Document page entries with text:
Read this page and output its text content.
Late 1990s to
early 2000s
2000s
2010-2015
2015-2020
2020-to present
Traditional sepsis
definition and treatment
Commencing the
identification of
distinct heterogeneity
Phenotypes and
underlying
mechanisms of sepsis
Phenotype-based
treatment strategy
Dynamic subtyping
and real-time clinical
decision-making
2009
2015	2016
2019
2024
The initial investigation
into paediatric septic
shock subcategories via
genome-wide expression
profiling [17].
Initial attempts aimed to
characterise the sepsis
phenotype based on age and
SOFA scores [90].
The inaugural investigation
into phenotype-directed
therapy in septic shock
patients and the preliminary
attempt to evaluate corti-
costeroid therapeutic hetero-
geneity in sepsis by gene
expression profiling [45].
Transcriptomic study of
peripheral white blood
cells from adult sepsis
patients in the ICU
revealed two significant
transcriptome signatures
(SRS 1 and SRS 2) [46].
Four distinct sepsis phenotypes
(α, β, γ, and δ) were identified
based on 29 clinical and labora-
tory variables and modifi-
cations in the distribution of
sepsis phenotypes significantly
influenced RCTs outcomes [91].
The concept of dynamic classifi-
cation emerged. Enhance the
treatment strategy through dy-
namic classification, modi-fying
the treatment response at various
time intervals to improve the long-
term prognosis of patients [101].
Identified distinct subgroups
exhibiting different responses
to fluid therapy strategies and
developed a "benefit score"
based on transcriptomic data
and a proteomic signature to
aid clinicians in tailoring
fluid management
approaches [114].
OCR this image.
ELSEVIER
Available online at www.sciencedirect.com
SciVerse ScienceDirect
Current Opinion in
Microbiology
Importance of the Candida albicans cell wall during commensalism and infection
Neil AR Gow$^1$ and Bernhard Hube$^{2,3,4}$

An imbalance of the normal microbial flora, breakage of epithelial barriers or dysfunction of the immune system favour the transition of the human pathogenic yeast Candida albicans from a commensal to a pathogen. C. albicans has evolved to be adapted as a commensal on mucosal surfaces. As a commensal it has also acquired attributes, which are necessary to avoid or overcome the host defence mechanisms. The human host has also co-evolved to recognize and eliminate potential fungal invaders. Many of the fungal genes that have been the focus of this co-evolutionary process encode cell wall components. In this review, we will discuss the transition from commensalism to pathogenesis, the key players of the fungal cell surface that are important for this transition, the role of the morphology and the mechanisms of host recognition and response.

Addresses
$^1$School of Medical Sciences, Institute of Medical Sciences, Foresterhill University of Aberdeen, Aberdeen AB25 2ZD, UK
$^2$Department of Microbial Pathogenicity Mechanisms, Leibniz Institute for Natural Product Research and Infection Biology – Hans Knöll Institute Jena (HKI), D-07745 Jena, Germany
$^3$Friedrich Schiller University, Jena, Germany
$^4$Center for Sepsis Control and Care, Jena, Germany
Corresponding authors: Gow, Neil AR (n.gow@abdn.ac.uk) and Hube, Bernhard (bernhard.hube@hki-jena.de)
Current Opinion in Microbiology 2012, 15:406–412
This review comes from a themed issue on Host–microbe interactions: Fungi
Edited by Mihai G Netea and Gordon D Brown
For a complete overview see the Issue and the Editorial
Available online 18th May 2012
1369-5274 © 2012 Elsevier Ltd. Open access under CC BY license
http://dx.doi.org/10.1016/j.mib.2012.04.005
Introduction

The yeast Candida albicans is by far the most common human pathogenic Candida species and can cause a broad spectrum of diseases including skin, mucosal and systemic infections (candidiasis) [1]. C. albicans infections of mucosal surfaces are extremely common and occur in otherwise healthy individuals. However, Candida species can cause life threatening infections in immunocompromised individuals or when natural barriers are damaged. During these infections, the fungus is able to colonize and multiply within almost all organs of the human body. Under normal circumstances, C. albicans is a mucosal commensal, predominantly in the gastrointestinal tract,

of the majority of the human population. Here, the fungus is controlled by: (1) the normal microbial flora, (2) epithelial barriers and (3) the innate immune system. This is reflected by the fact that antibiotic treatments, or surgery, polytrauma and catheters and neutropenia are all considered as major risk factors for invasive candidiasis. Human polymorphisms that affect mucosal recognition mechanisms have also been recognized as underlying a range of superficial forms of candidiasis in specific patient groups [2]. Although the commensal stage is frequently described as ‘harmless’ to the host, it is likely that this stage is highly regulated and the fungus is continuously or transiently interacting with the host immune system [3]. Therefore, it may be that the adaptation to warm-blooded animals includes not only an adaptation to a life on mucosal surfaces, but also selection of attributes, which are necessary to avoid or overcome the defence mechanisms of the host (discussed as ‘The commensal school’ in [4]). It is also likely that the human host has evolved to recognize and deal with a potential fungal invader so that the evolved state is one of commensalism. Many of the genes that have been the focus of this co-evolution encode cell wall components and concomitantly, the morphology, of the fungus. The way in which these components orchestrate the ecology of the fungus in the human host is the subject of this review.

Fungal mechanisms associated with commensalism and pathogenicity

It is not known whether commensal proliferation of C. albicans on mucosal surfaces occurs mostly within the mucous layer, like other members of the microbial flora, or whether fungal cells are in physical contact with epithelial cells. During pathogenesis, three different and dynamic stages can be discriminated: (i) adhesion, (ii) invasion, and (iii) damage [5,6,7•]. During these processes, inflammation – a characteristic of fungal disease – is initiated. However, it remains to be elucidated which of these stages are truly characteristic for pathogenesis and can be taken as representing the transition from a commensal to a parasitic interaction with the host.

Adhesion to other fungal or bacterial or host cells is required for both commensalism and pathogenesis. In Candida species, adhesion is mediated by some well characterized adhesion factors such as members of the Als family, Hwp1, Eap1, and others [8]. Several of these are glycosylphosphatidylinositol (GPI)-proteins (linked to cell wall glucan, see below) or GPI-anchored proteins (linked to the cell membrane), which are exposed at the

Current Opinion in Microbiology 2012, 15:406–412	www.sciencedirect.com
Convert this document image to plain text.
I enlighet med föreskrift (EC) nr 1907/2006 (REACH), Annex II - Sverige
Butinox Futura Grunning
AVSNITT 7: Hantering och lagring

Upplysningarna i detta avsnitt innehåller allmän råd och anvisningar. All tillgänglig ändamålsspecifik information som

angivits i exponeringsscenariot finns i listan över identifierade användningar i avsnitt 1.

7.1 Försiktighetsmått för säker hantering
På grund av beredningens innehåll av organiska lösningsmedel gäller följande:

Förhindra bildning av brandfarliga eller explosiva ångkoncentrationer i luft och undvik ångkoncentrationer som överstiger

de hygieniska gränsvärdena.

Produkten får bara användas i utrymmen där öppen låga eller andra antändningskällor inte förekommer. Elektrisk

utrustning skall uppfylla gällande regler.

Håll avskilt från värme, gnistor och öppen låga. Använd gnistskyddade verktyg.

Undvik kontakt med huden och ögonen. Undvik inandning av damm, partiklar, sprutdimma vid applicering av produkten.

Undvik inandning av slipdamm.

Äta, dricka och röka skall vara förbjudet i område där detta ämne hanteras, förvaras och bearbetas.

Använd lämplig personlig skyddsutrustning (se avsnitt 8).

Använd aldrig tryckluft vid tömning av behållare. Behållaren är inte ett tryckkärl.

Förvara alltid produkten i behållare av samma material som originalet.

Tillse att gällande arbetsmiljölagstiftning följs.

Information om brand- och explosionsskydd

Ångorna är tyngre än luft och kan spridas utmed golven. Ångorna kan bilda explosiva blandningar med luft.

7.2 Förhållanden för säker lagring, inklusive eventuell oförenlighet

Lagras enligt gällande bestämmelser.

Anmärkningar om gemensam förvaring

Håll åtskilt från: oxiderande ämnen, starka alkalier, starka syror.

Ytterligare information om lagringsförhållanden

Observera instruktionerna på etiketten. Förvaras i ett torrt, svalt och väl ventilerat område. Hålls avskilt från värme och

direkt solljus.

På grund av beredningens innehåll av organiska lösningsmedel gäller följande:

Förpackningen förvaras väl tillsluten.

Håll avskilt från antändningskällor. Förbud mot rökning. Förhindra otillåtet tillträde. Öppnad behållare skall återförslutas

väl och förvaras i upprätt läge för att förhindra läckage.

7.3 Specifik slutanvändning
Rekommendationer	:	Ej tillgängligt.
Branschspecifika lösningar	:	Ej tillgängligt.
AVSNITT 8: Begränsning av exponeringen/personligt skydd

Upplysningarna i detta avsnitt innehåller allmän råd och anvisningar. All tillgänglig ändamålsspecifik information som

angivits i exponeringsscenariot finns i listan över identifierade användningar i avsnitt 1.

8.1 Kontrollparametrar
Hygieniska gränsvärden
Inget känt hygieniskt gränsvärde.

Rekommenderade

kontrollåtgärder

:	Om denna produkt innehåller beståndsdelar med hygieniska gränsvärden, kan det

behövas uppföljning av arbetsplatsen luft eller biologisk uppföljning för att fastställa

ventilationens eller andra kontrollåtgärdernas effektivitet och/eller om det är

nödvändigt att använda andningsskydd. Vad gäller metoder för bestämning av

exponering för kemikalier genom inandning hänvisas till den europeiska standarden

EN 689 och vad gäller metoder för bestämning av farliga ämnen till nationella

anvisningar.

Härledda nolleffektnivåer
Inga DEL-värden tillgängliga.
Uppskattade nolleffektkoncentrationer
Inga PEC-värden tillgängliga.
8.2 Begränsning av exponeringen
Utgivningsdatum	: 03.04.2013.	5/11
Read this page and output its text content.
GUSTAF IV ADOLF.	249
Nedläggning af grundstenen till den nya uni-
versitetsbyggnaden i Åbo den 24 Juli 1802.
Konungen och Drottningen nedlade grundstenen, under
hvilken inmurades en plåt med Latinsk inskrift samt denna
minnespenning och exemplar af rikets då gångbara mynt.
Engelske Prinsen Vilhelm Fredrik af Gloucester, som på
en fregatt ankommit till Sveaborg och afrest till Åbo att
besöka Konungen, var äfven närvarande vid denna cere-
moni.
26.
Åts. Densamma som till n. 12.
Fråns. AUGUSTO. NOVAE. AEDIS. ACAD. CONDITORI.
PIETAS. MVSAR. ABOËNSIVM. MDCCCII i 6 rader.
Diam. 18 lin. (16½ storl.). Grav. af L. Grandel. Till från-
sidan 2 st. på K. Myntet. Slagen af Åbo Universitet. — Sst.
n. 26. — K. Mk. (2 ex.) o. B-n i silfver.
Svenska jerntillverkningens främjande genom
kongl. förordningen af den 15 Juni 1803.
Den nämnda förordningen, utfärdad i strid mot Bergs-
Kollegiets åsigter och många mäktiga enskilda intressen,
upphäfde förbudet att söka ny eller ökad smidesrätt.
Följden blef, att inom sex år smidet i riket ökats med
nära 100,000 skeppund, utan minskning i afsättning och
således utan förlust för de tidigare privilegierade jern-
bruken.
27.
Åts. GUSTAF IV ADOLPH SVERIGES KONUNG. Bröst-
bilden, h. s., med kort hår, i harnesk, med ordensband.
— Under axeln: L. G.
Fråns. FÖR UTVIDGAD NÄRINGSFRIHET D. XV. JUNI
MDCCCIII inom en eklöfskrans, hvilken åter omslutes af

## YOUR TASK
For each line in the data that holds "denna", add one to a count, then report that count alone.

## RESPONSE
3